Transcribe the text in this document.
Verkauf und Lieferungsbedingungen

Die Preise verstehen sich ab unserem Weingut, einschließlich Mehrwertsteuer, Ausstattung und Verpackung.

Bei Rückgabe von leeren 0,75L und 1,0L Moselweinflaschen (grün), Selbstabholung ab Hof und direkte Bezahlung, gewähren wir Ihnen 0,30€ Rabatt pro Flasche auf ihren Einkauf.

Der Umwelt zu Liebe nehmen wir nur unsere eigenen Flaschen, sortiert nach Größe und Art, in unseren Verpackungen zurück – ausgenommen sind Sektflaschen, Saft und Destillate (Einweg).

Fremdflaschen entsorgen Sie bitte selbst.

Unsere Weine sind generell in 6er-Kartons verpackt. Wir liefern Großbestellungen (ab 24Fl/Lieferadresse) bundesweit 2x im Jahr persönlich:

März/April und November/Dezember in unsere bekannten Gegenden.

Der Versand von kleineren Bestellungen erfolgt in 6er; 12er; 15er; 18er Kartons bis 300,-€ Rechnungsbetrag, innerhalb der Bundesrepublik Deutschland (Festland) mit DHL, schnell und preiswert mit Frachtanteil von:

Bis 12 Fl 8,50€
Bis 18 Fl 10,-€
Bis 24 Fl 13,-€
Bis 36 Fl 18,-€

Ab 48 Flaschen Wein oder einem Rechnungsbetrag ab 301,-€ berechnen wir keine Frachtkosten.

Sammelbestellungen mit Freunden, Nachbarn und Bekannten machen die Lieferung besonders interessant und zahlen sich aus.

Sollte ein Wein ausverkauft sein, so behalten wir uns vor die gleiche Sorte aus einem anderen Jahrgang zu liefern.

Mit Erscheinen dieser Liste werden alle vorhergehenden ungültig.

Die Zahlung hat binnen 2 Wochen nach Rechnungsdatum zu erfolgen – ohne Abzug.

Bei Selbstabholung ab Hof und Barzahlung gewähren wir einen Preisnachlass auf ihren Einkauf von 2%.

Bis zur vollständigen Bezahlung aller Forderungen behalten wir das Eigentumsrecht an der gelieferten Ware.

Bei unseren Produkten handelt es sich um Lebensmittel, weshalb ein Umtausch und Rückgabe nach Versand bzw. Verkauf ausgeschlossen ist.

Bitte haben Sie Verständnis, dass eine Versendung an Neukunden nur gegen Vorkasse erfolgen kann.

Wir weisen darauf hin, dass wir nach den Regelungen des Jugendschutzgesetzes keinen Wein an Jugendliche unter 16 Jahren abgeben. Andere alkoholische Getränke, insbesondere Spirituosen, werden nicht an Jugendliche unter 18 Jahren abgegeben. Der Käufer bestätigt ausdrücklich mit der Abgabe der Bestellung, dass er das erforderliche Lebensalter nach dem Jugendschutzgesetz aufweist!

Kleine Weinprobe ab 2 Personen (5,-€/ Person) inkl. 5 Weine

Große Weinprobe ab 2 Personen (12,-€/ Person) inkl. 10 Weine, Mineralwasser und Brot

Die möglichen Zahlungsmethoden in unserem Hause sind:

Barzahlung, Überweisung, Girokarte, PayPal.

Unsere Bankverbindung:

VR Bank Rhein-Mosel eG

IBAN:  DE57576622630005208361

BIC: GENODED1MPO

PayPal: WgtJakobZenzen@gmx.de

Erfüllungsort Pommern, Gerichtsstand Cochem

+ + + + +

▶ _Brief_
Each line of the data is to be retyped exactly as shown.

▶ _Task answer_
Transcribe the text in this document.
Verkauf und Lieferungsbedingungen

Die Preise verstehen sich ab unserem Weingut, einschließlich Mehrwertsteuer, Ausstattung und Verpackung.

Bei Rückgabe von leeren 0,75L und 1,0L Moselweinflaschen (grün), Selbstabholung ab Hof und direkte Bezahlung, gewähren wir Ihnen 0,30€ Rabatt pro Flasche auf ihren Einkauf.

Der Umwelt zu Liebe nehmen wir nur unsere eigenen Flaschen, sortiert nach Größe und Art, in unseren Verpackungen zurück – ausgenommen sind Sektflaschen, Saft und Destillate (Einweg).

Fremdflaschen entsorgen Sie bitte selbst.

Unsere Weine sind generell in 6er-Kartons verpackt. Wir liefern Großbestellungen (ab 24Fl/Lieferadresse) bundesweit 2x im Jahr persönlich:

März/April und November/Dezember in unsere bekannten Gegenden.

Der Versand von kleineren Bestellungen erfolgt in 6er; 12er; 15er; 18er Kartons bis 300,-€ Rechnungsbetrag, innerhalb der Bundesrepublik Deutschland (Festland) mit DHL, schnell und preiswert mit Frachtanteil von:

Bis 12 Fl 8,50€
Bis 18 Fl 10,-€
Bis 24 Fl 13,-€
Bis 36 Fl 18,-€

Ab 48 Flaschen Wein oder einem Rechnungsbetrag ab 301,-€ berechnen wir keine Frachtkosten.

Sammelbestellungen mit Freunden, Nachbarn und Bekannten machen die Lieferung besonders interessant und zahlen sich aus.

Sollte ein Wein ausverkauft sein, so behalten wir uns vor die gleiche Sorte aus einem anderen Jahrgang zu liefern.

Mit Erscheinen dieser Liste werden alle vorhergehenden ungültig.

Die Zahlung hat binnen 2 Wochen nach Rechnungsdatum zu erfolgen – ohne Abzug.

Bei Selbstabholung ab Hof und Barzahlung gewähren wir einen Preisnachlass auf ihren Einkauf von 2%.

Bis zur vollständigen Bezahlung aller Forderungen behalten wir das Eigentumsrecht an der gelieferten Ware.

Bei unseren Produkten handelt es sich um Lebensmittel, weshalb ein Umtausch und Rückgabe nach Versand bzw. Verkauf ausgeschlossen ist.

Bitte haben Sie Verständnis, dass eine Versendung an Neukunden nur gegen Vorkasse erfolgen kann.

Wir weisen darauf hin, dass wir nach den Regelungen des Jugendschutzgesetzes keinen Wein an Jugendliche unter 16 Jahren abgeben. Andere alkoholische Getränke, insbesondere Spirituosen, werden nicht an Jugendliche unter 18 Jahren abgegeben. Der Käufer bestätigt ausdrücklich mit der Abgabe der Bestellung, dass er das erforderliche Lebensalter nach dem Jugendschutzgesetz aufweist!

Kleine Weinprobe ab 2 Personen (5,-€/ Person) inkl. 5 Weine

Große Weinprobe ab 2 Personen (12,-€/ Person) inkl. 10 Weine, Mineralwasser und Brot

Die möglichen Zahlungsmethoden in unserem Hause sind:

Barzahlung, Überweisung, Girokarte, PayPal.

Unsere Bankverbindung:

VR Bank Rhein-Mosel eG

IBAN:  DE57576622630005208361

BIC: GENODED1MPO

PayPal: WgtJakobZenzen@gmx.de

Erfüllungsort Pommern, Gerichtsstand Cochem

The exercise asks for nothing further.